***** MATERIAL FOR THIS EXERCISE *****

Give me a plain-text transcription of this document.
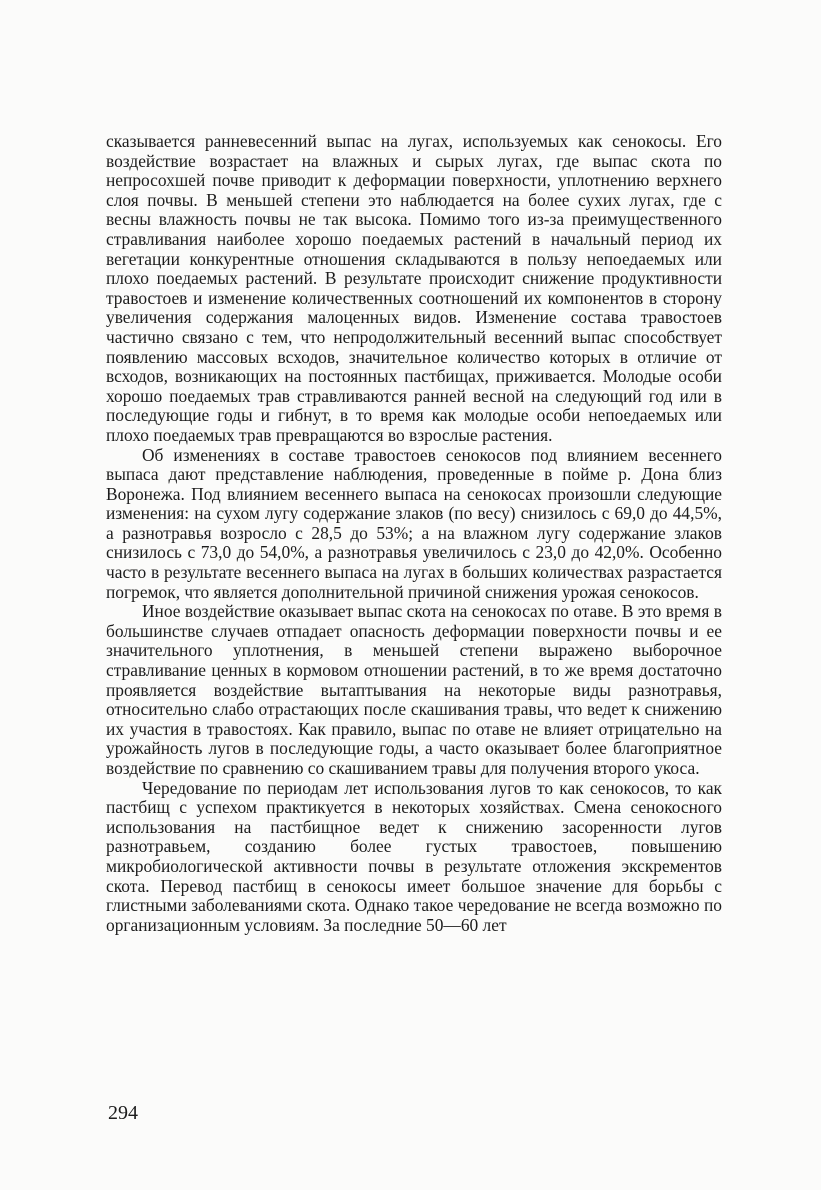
сказывается ранневесенний выпас на лугах, используемых как сенокосы. Его воздействие возрастает на влажных и сырых лугах, где выпас скота по непросохшей почве приводит к деформации поверхности, уплотнению верхнего слоя почвы. В меньшей степени это наблюдается на более сухих лугах, где с весны влажность почвы не так высока. Помимо того из-за преимущественного стравливания наиболее хорошо поедаемых растений в начальный период их вегетации конкурентные отношения складываются в пользу непоедаемых или плохо поедаемых растений. В результате происходит снижение продуктивности травостоев и изменение количественных соотношений их компонентов в сторону увеличения содержания малоценных видов. Изменение состава травостоев частично связано с тем, что непродолжительный весенний выпас способствует появлению массовых всходов, значительное количество которых в отличие от всходов, возникающих на постоянных пастбищах, приживается. Молодые особи хорошо поедаемых трав стравливаются ранней весной на следующий год или в последующие годы и гибнут, в то время как молодые особи непоедаемых или плохо поедаемых трав превращаются во взрослые растения.

Об изменениях в составе травостоев сенокосов под влиянием весеннего выпаса дают представление наблюдения, проведенные в пойме р. Дона близ Воронежа. Под влиянием весеннего выпаса на сенокосах произошли следующие изменения: на сухом лугу содержание злаков (по весу) снизилось с 69,0 до 44,5%, а разнотравья возросло с 28,5 до 53%; а на влажном лугу содержание злаков снизилось с 73,0 до 54,0%, а разнотравья увеличилось с 23,0 до 42,0%. Особенно часто в результате весеннего выпаса на лугах в больших количествах разрастается погремок, что является дополнительной причиной снижения урожая сенокосов.

Иное воздействие оказывает выпас скота на сенокосах по отаве. В это время в большинстве случаев отпадает опасность деформации поверхности почвы и ее значительного уплотнения, в меньшей степени выражено выборочное стравливание ценных в кормовом отношении растений, в то же время достаточно проявляется воздействие вытаптывания на некоторые виды разнотравья, относительно слабо отрастающих после скашивания травы, что ведет к снижению их участия в травостоях. Как правило, выпас по отаве не влияет отрицательно на урожайность лугов в последующие годы, а часто оказывает более благоприятное воздействие по сравнению со скашиванием травы для получения второго укоса.

Чередование по периодам лет использования лугов то как сенокосов, то как пастбищ с успехом практикуется в некоторых хозяйствах. Смена сенокосного использования на пастбищное ведет к снижению засоренности лугов разнотравьем, созданию более густых травостоев, повышению микробиологической активности почвы в результате отложения экскрементов скота. Перевод пастбищ в сенокосы имеет большое значение для борьбы с глистными заболеваниями скота. Однако такое чередование не всегда возможно по организационным условиям. За последние 50—60 лет

294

*****

→ **TASK OBJECTIVE**:
Copy the records word for word, leaving no picture in the copy.

→ **TASK ANSWER**:
Give me a plain-text transcription of this document.
сказывается ранневесенний выпас на лугах, используемых как сенокосы. Его воздействие возрастает на влажных и сырых лугах, где выпас скота по непросохшей почве приводит к деформации поверхности, уплотнению верхнего слоя почвы. В меньшей степени это наблюдается на более сухих лугах, где с весны влажность почвы не так высока. Помимо того из-за преимущественного стравливания наиболее хорошо поедаемых растений в начальный период их вегетации конкурентные отношения складываются в пользу непоедаемых или плохо поедаемых растений. В результате происходит снижение продуктивности травостоев и изменение количественных соотношений их компонентов в сторону увеличения содержания малоценных видов. Изменение состава травостоев частично связано с тем, что непродолжительный весенний выпас способствует появлению массовых всходов, значительное количество которых в отличие от всходов, возникающих на постоянных пастбищах, приживается. Молодые особи хорошо поедаемых трав стравливаются ранней весной на следующий год или в последующие годы и гибнут, в то время как молодые особи непоедаемых или плохо поедаемых трав превращаются во взрослые растения.

Об изменениях в составе травостоев сенокосов под влиянием весеннего выпаса дают представление наблюдения, проведенные в пойме р. Дона близ Воронежа. Под влиянием весеннего выпаса на сенокосах произошли следующие изменения: на сухом лугу содержание злаков (по весу) снизилось с 69,0 до 44,5%, а разнотравья возросло с 28,5 до 53%; а на влажном лугу содержание злаков снизилось с 73,0 до 54,0%, а разнотравья увеличилось с 23,0 до 42,0%. Особенно часто в результате весеннего выпаса на лугах в больших количествах разрастается погремок, что является дополнительной причиной снижения урожая сенокосов.

Иное воздействие оказывает выпас скота на сенокосах по отаве. В это время в большинстве случаев отпадает опасность деформации поверхности почвы и ее значительного уплотнения, в меньшей степени выражено выборочное стравливание ценных в кормовом отношении растений, в то же время достаточно проявляется воздействие вытаптывания на некоторые виды разнотравья, относительно слабо отрастающих после скашивания травы, что ведет к снижению их участия в травостоях. Как правило, выпас по отаве не влияет отрицательно на урожайность лугов в последующие годы, а часто оказывает более благоприятное воздействие по сравнению со скашиванием травы для получения второго укоса.

Чередование по периодам лет использования лугов то как сенокосов, то как пастбищ с успехом практикуется в некоторых хозяйствах. Смена сенокосного использования на пастбищное ведет к снижению засоренности лугов разнотравьем, созданию более густых травостоев, повышению микробиологической активности почвы в результате отложения экскрементов скота. Перевод пастбищ в сенокосы имеет большое значение для борьбы с глистными заболеваниями скота. Однако такое чередование не всегда возможно по организационным условиям. За последние 50—60 лет

294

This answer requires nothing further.